◆ GIVEN DATA
-.-.-
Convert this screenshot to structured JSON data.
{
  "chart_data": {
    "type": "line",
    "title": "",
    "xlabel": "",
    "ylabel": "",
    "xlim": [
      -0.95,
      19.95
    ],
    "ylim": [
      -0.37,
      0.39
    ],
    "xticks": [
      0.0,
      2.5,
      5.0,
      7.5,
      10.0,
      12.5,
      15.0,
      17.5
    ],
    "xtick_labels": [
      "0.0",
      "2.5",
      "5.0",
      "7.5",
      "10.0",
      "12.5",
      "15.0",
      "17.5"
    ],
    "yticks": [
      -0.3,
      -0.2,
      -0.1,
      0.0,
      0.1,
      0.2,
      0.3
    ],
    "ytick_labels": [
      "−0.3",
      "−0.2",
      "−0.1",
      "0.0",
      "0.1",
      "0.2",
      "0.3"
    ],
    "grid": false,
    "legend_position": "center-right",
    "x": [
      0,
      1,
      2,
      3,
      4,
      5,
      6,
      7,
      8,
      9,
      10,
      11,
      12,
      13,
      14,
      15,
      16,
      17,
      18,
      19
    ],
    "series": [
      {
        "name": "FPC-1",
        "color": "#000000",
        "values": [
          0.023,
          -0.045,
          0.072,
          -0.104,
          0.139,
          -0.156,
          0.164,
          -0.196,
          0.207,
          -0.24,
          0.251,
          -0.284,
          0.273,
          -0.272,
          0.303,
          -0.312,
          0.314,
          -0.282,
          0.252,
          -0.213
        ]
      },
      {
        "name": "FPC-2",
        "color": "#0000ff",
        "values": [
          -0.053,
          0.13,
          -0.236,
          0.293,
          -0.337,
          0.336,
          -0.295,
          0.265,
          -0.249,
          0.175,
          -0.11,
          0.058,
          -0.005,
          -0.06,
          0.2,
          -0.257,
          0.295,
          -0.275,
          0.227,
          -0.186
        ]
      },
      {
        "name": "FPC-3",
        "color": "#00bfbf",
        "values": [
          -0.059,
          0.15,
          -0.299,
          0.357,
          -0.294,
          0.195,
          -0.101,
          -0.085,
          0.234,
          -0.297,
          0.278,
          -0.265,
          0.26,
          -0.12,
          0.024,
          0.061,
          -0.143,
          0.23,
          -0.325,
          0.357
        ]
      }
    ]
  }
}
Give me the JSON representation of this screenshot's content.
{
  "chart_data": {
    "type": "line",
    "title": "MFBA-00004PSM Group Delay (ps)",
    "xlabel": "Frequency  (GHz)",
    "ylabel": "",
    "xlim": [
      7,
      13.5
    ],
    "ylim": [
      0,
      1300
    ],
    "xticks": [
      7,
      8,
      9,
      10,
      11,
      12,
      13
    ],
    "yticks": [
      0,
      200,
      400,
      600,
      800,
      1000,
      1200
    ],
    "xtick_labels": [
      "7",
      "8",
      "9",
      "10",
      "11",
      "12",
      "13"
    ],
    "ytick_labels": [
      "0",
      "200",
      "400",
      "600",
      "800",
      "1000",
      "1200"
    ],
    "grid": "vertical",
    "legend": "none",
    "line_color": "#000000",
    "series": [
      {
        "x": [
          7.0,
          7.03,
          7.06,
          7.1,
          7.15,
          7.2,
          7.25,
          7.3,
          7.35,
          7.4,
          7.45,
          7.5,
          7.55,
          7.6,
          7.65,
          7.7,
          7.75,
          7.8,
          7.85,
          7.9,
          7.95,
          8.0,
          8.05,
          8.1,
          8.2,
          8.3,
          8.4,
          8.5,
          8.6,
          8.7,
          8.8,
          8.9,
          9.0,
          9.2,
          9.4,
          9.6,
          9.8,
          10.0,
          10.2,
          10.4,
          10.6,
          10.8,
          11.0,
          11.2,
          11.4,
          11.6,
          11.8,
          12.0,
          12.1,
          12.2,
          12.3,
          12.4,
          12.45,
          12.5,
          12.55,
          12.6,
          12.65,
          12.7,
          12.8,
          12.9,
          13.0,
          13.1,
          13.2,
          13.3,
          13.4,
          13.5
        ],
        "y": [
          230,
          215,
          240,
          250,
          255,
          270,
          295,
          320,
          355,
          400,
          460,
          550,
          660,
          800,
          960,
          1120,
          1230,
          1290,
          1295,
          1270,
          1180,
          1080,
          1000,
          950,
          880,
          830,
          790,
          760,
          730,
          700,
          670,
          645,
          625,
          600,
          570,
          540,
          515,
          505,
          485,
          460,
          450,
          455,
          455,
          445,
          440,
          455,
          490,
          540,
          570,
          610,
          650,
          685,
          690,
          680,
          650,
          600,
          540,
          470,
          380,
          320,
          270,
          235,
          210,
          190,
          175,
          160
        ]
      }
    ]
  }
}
-.-.-
◆ WHAT YOU SHOULD DO
All lines of the data above that include the word "JSON" must be shown.

◆ OUTPUT BELOW
Convert this screenshot to structured JSON data.
Give me the JSON representation of this screenshot's content.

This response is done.